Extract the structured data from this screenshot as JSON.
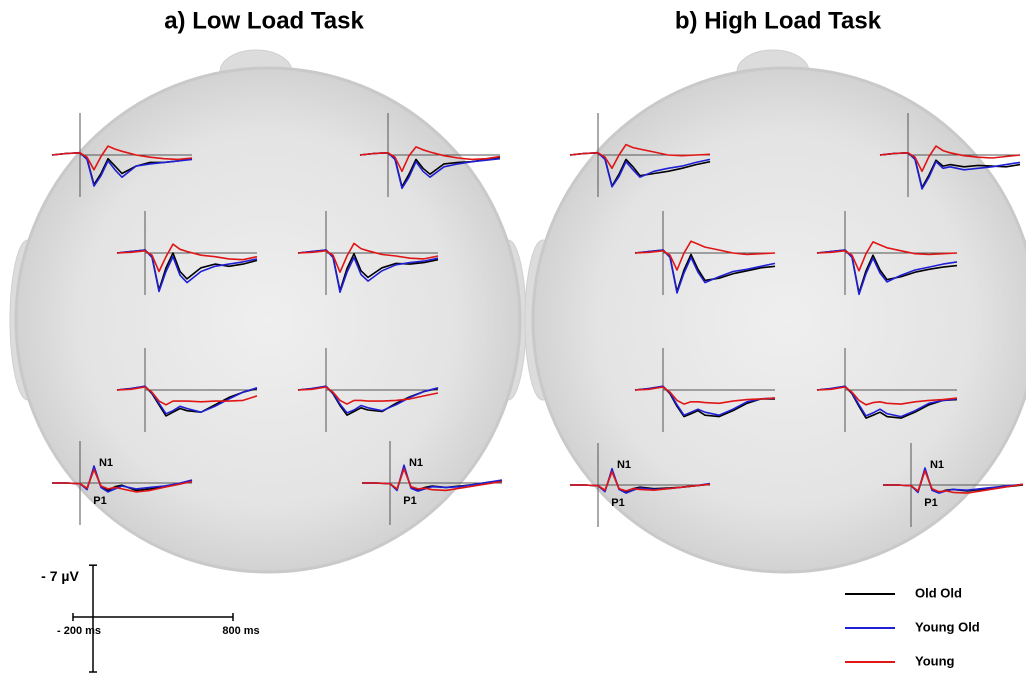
{
  "chart_data": {
    "type": "line",
    "x": [
      -200,
      -100,
      0,
      50,
      100,
      150,
      200,
      250,
      300,
      400,
      500,
      600,
      700,
      800
    ],
    "series": [
      {
        "name": "Old Old",
        "color": "#000000"
      },
      {
        "name": "Young Old",
        "color": "#1f1fd6"
      },
      {
        "name": "Young",
        "color": "#e01515"
      }
    ],
    "scale": {
      "y": {
        "value": -7,
        "label": "- 7 µV"
      },
      "x": [
        {
          "value": -200,
          "label": "- 200 ms"
        },
        {
          "value": 800,
          "label": "800 ms"
        }
      ]
    },
    "tasks": [
      {
        "title": "a) Low Load Task",
        "panels": [
          {
            "values": [
              [
                0,
                -0.2,
                -0.3,
                0.5,
                4,
                2.5,
                0.5,
                1.5,
                2.5,
                1.5,
                1,
                1,
                0.8,
                0.5
              ],
              [
                0,
                -0.2,
                -0.3,
                0.6,
                4.2,
                2.8,
                0.8,
                2,
                3,
                1.5,
                1.2,
                1,
                0.8,
                0.6
              ],
              [
                0,
                -0.2,
                -0.3,
                0.3,
                2,
                0.2,
                -1.2,
                -0.8,
                -0.5,
                0,
                0.3,
                0.5,
                0.6,
                0.4
              ]
            ]
          },
          {
            "values": [
              [
                0,
                -0.2,
                -0.3,
                0.5,
                4.3,
                2.6,
                0.6,
                1.8,
                2.6,
                1.2,
                1,
                0.9,
                0.6,
                0.4
              ],
              [
                0,
                -0.2,
                -0.3,
                0.6,
                4.5,
                3,
                0.9,
                2.2,
                3,
                1.6,
                1.2,
                0.9,
                0.7,
                0.5
              ],
              [
                0,
                -0.2,
                -0.3,
                0.3,
                2.2,
                0.1,
                -1.1,
                -0.7,
                -0.4,
                0.1,
                0.4,
                0.6,
                0.5,
                0.2
              ]
            ]
          },
          {
            "values": [
              [
                0,
                -0.2,
                -0.4,
                0.5,
                5,
                2,
                0,
                2.5,
                3.5,
                2,
                1.5,
                1.8,
                1.5,
                1
              ],
              [
                0,
                -0.2,
                -0.4,
                0.6,
                5.2,
                2.5,
                0.5,
                3,
                4,
                2.5,
                1.8,
                1.5,
                1.2,
                0.8
              ],
              [
                0,
                -0.1,
                -0.3,
                0.3,
                2.5,
                0.5,
                -1.2,
                -0.5,
                -0.2,
                0.3,
                0.5,
                0.8,
                0.9,
                0.5
              ]
            ]
          },
          {
            "values": [
              [
                0,
                -0.2,
                -0.4,
                0.5,
                5.1,
                2.1,
                0.1,
                2.4,
                3.3,
                2,
                1.4,
                1.5,
                1.3,
                0.9
              ],
              [
                0,
                -0.2,
                -0.4,
                0.6,
                5.3,
                2.6,
                0.6,
                2.9,
                3.8,
                2.4,
                1.6,
                1.3,
                1.1,
                0.7
              ],
              [
                0,
                -0.1,
                -0.3,
                0.3,
                2.6,
                0.4,
                -1.3,
                -0.6,
                -0.3,
                0.2,
                0.4,
                0.7,
                0.8,
                0.4
              ]
            ]
          },
          {
            "values": [
              [
                0,
                -0.2,
                -0.5,
                0.5,
                2,
                3.5,
                3,
                2.5,
                2.8,
                3,
                2,
                1,
                0.3,
                -0.2
              ],
              [
                0,
                -0.2,
                -0.5,
                0.4,
                1.8,
                3.2,
                2.8,
                2.2,
                2.5,
                3,
                2.2,
                1.2,
                0.3,
                -0.3
              ],
              [
                0,
                -0.1,
                -0.4,
                0.3,
                1.5,
                2,
                1.5,
                1.5,
                1.5,
                1.6,
                1.5,
                1.5,
                1.4,
                0.8
              ]
            ]
          },
          {
            "values": [
              [
                0,
                -0.2,
                -0.5,
                0.5,
                2.1,
                3.4,
                2.9,
                2.4,
                2.7,
                2.9,
                1.8,
                0.9,
                0.2,
                -0.2
              ],
              [
                0,
                -0.2,
                -0.5,
                0.4,
                1.9,
                3.1,
                2.7,
                2.1,
                2.4,
                2.8,
                2,
                1,
                0.2,
                -0.3
              ],
              [
                0,
                -0.1,
                -0.4,
                0.3,
                1.4,
                1.9,
                1.4,
                1.4,
                1.5,
                1.5,
                1.4,
                1.2,
                0.8,
                0.4
              ]
            ]
          },
          {
            "values": [
              [
                0,
                0,
                0.1,
                0.8,
                -2,
                0.5,
                1,
                0.5,
                0.3,
                1,
                0.8,
                0.5,
                0.2,
                -0.3
              ],
              [
                0,
                0,
                0.1,
                0.9,
                -2.3,
                0.6,
                1.2,
                0.8,
                0.4,
                0.8,
                0.6,
                0.4,
                0.1,
                -0.4
              ],
              [
                0,
                0,
                0.1,
                0.7,
                -1.8,
                0.4,
                0.8,
                0.6,
                0.8,
                1.2,
                1,
                0.6,
                0.2,
                -0.2
              ]
            ],
            "peak_labels": [
              "N1",
              "P1"
            ]
          },
          {
            "values": [
              [
                0,
                0,
                0.1,
                0.9,
                -2.1,
                0.6,
                0.9,
                0.6,
                0.4,
                0.6,
                0.4,
                0.2,
                -0.1,
                -0.3
              ],
              [
                0,
                0,
                0.1,
                1,
                -2.4,
                0.7,
                1.1,
                0.8,
                0.5,
                0.6,
                0.5,
                0.2,
                -0.1,
                -0.4
              ],
              [
                0,
                0,
                0.1,
                0.8,
                -1.9,
                0.5,
                0.8,
                0.7,
                0.9,
                1,
                0.7,
                0.4,
                0.1,
                -0.2
              ]
            ],
            "peak_labels": [
              "N1",
              "P1"
            ]
          }
        ]
      },
      {
        "title": "b) High Load Task",
        "panels": [
          {
            "values": [
              [
                0,
                -0.2,
                -0.3,
                0.5,
                4.2,
                2.6,
                0.6,
                1.6,
                2.8,
                2.5,
                2.2,
                1.8,
                1.3,
                0.9
              ],
              [
                0,
                -0.2,
                -0.3,
                0.6,
                4.3,
                2.9,
                0.9,
                2,
                3,
                2.2,
                1.8,
                1.5,
                1,
                0.6
              ],
              [
                0,
                -0.2,
                -0.3,
                0.3,
                1.8,
                0,
                -1.4,
                -1,
                -0.8,
                -0.4,
                0,
                0.1,
                0,
                -0.1
              ]
            ]
          },
          {
            "values": [
              [
                0,
                -0.2,
                -0.3,
                0.5,
                4.4,
                2.7,
                0.7,
                1.5,
                1.3,
                1.6,
                1.4,
                1.5,
                1.6,
                1.3
              ],
              [
                0,
                -0.2,
                -0.3,
                0.6,
                4.6,
                3,
                0.9,
                1.8,
                1.6,
                2,
                1.8,
                1.6,
                1.3,
                1
              ],
              [
                0,
                -0.2,
                -0.3,
                0.3,
                2.2,
                0.2,
                -1.2,
                -0.6,
                -0.3,
                0.1,
                0.3,
                0.4,
                0.2,
                0
              ]
            ]
          },
          {
            "values": [
              [
                0,
                -0.2,
                -0.4,
                0.5,
                5.2,
                2.3,
                0.2,
                2.2,
                3.7,
                3.4,
                2.8,
                2.4,
                2,
                1.8
              ],
              [
                0,
                -0.2,
                -0.4,
                0.6,
                5.4,
                2.7,
                0.6,
                2.6,
                4,
                3.2,
                2.5,
                2.2,
                1.8,
                1.4
              ],
              [
                0,
                -0.1,
                -0.3,
                0.3,
                2.3,
                0,
                -1.6,
                -1.2,
                -0.8,
                -0.4,
                0,
                0.2,
                0.1,
                0
              ]
            ]
          },
          {
            "values": [
              [
                0,
                -0.2,
                -0.4,
                0.5,
                5.4,
                2.4,
                0.3,
                2.3,
                3.6,
                3.2,
                2.6,
                2.2,
                1.9,
                1.7
              ],
              [
                0,
                -0.2,
                -0.4,
                0.6,
                5.6,
                2.8,
                0.7,
                2.7,
                3.9,
                3,
                2.3,
                1.9,
                1.5,
                1.2
              ],
              [
                0,
                -0.1,
                -0.3,
                0.3,
                2.4,
                0.1,
                -1.5,
                -1.1,
                -0.7,
                -0.3,
                0.1,
                0.2,
                0.1,
                0
              ]
            ]
          },
          {
            "values": [
              [
                0,
                -0.2,
                -0.5,
                0.5,
                2.2,
                3.6,
                3.2,
                2.8,
                3.4,
                3.6,
                2.8,
                1.8,
                1.2,
                1.2
              ],
              [
                0,
                -0.2,
                -0.5,
                0.4,
                2,
                3.4,
                3,
                2.6,
                3,
                3.4,
                2.6,
                1.6,
                1.2,
                1.1
              ],
              [
                0,
                -0.1,
                -0.4,
                0.3,
                1.4,
                1.9,
                1.6,
                1.6,
                1.7,
                1.8,
                1.5,
                1.3,
                1.2,
                1.1
              ]
            ]
          },
          {
            "values": [
              [
                0,
                -0.2,
                -0.5,
                0.5,
                2.2,
                3.8,
                3.4,
                3,
                3.6,
                3.8,
                3,
                2,
                1.4,
                1.3
              ],
              [
                0,
                -0.2,
                -0.5,
                0.4,
                2,
                3.5,
                3.1,
                2.6,
                3.2,
                3.6,
                2.8,
                1.8,
                1.4,
                1.2
              ],
              [
                0,
                -0.1,
                -0.4,
                0.3,
                1.4,
                2,
                1.7,
                1.6,
                1.8,
                1.9,
                1.6,
                1.4,
                1.3,
                1.1
              ]
            ]
          },
          {
            "values": [
              [
                0,
                0,
                0.1,
                0.8,
                -1.9,
                0.5,
                0.9,
                0.5,
                0.3,
                0.5,
                0.4,
                0.3,
                0.1,
                -0.1
              ],
              [
                0,
                0,
                0.1,
                0.9,
                -2.2,
                0.6,
                1.1,
                0.7,
                0.4,
                0.6,
                0.5,
                0.3,
                0.1,
                -0.2
              ],
              [
                0,
                0,
                0.1,
                0.7,
                -1.8,
                0.5,
                0.8,
                0.5,
                0.6,
                0.7,
                0.5,
                0.3,
                0.1,
                -0.1
              ]
            ],
            "peak_labels": [
              "N1",
              "P1"
            ]
          },
          {
            "values": [
              [
                0,
                0,
                0.1,
                0.9,
                -2,
                0.6,
                1,
                0.7,
                0.6,
                0.8,
                0.6,
                0.4,
                0.2,
                0
              ],
              [
                0,
                0,
                0.1,
                1,
                -2.3,
                0.7,
                1.1,
                0.8,
                0.6,
                0.7,
                0.5,
                0.3,
                0.1,
                -0.1
              ],
              [
                0,
                0,
                0.1,
                0.8,
                -1.9,
                0.5,
                0.9,
                0.8,
                1,
                1.1,
                0.8,
                0.5,
                0.2,
                -0.1
              ]
            ],
            "peak_labels": [
              "N1",
              "P1"
            ]
          }
        ]
      }
    ]
  }
}
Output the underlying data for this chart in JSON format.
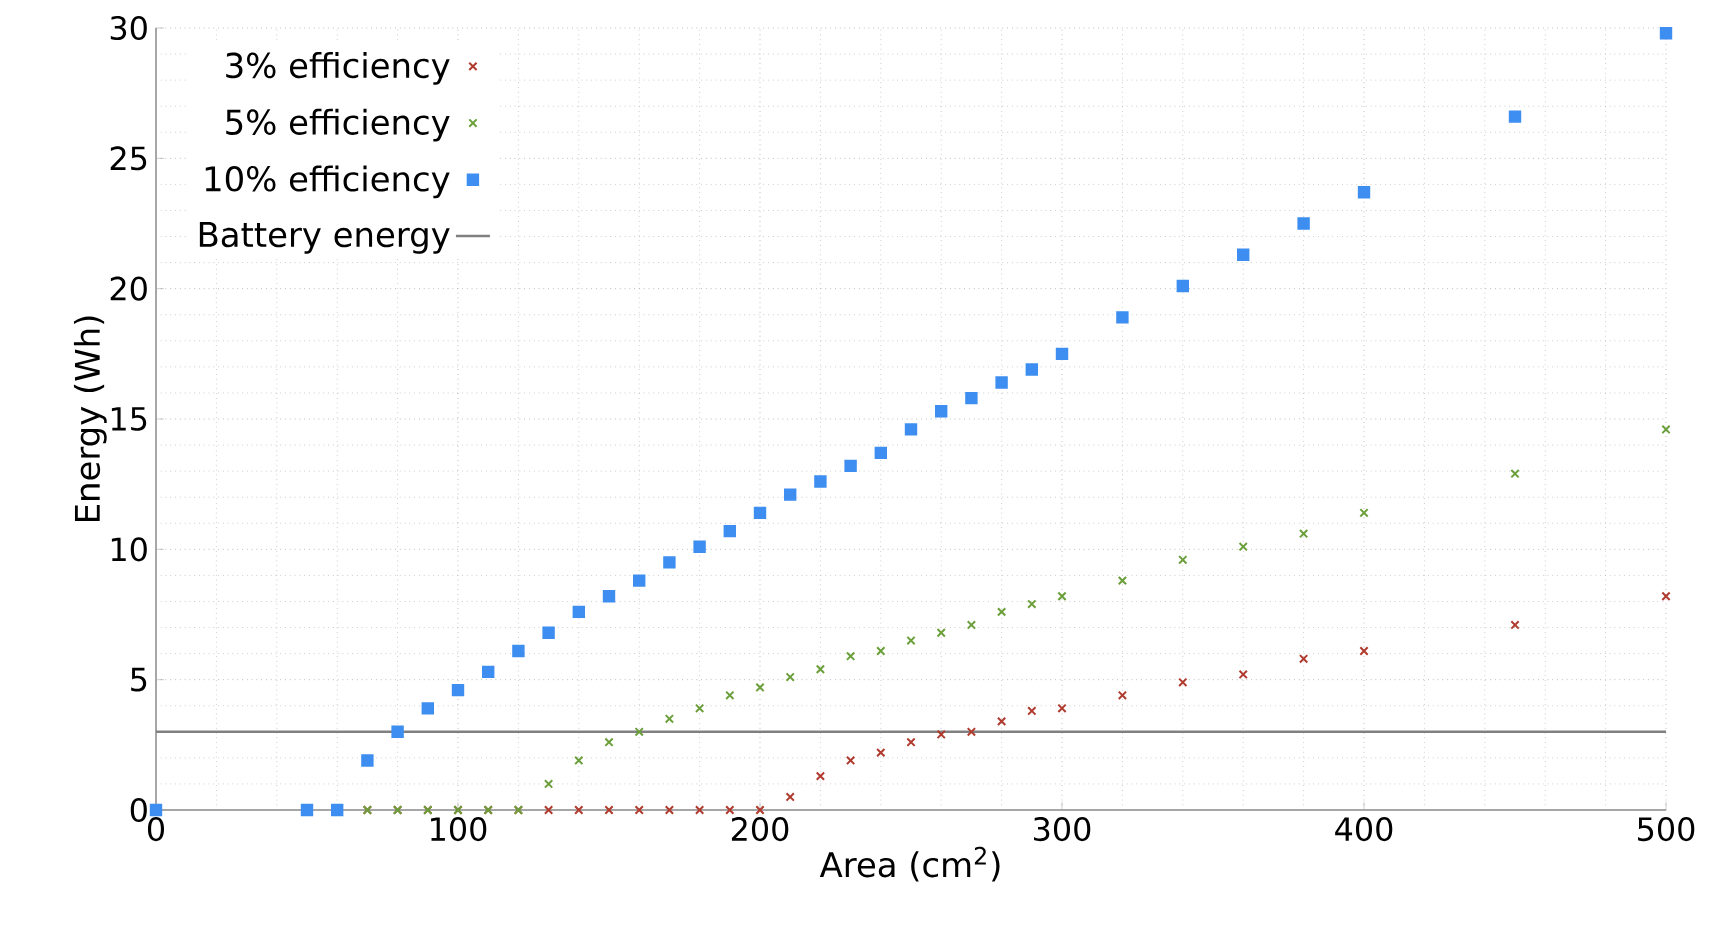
{
  "chart_data": {
    "type": "scatter",
    "xlabel": "Area (cm$^{2}$)",
    "ylabel": "Energy (Wh)",
    "xlim": [
      0,
      500
    ],
    "ylim": [
      0,
      30
    ],
    "xticks": [
      0,
      100,
      200,
      300,
      400,
      500
    ],
    "yticks": [
      0,
      5,
      10,
      15,
      20,
      25,
      30
    ],
    "grid": true,
    "legend": "top left",
    "series": [
      {
        "name": "3% efficiency",
        "color": "#b03a2e",
        "marker": "cross",
        "x": [
          70,
          80,
          90,
          100,
          110,
          120,
          130,
          140,
          150,
          160,
          170,
          180,
          190,
          200,
          210,
          220,
          230,
          240,
          250,
          260,
          270,
          280,
          290,
          300,
          320,
          340,
          360,
          380,
          400,
          450,
          500
        ],
        "values": [
          0,
          0,
          0,
          0,
          0,
          0,
          0,
          0,
          0,
          0,
          0,
          0,
          0,
          0,
          0.5,
          1.3,
          1.9,
          2.2,
          2.6,
          2.9,
          3.0,
          3.4,
          3.8,
          3.9,
          4.4,
          4.9,
          5.2,
          5.8,
          6.1,
          7.1,
          8.2
        ]
      },
      {
        "name": "5% efficiency",
        "color": "#6a9f3a",
        "marker": "cross",
        "x": [
          70,
          80,
          90,
          100,
          110,
          120,
          130,
          140,
          150,
          160,
          170,
          180,
          190,
          200,
          210,
          220,
          230,
          240,
          250,
          260,
          270,
          280,
          290,
          300,
          320,
          340,
          360,
          380,
          400,
          450,
          500
        ],
        "values": [
          0,
          0,
          0,
          0,
          0,
          0,
          1.0,
          1.9,
          2.6,
          3.0,
          3.5,
          3.9,
          4.4,
          4.7,
          5.1,
          5.4,
          5.9,
          6.1,
          6.5,
          6.8,
          7.1,
          7.6,
          7.9,
          8.2,
          8.8,
          9.6,
          10.1,
          10.6,
          11.4,
          12.9,
          14.6
        ]
      },
      {
        "name": "10% efficiency",
        "color": "#3d8ef0",
        "marker": "square",
        "x": [
          0,
          50,
          60,
          70,
          80,
          90,
          100,
          110,
          120,
          130,
          140,
          150,
          160,
          170,
          180,
          190,
          200,
          210,
          220,
          230,
          240,
          250,
          260,
          270,
          280,
          290,
          300,
          320,
          340,
          360,
          380,
          400,
          450,
          500
        ],
        "values": [
          0,
          0,
          0,
          1.9,
          3.0,
          3.9,
          4.6,
          5.3,
          6.1,
          6.8,
          7.6,
          8.2,
          8.8,
          9.5,
          10.1,
          10.7,
          11.4,
          12.1,
          12.6,
          13.2,
          13.7,
          14.6,
          15.3,
          15.8,
          16.4,
          16.9,
          17.5,
          18.9,
          20.1,
          21.3,
          22.5,
          23.7,
          26.6,
          29.8
        ]
      }
    ],
    "ref_lines": [
      {
        "axis": "y",
        "value": 3,
        "label": "Battery energy",
        "color": "#808080",
        "line_style": "solid"
      }
    ]
  }
}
-=-=-
__Task brief__
Locate the word "Load" in the records and collect each line it appears in.

__Exercise response__
        "title": "a) Low Load Task",
        "title": "b) High Load Task",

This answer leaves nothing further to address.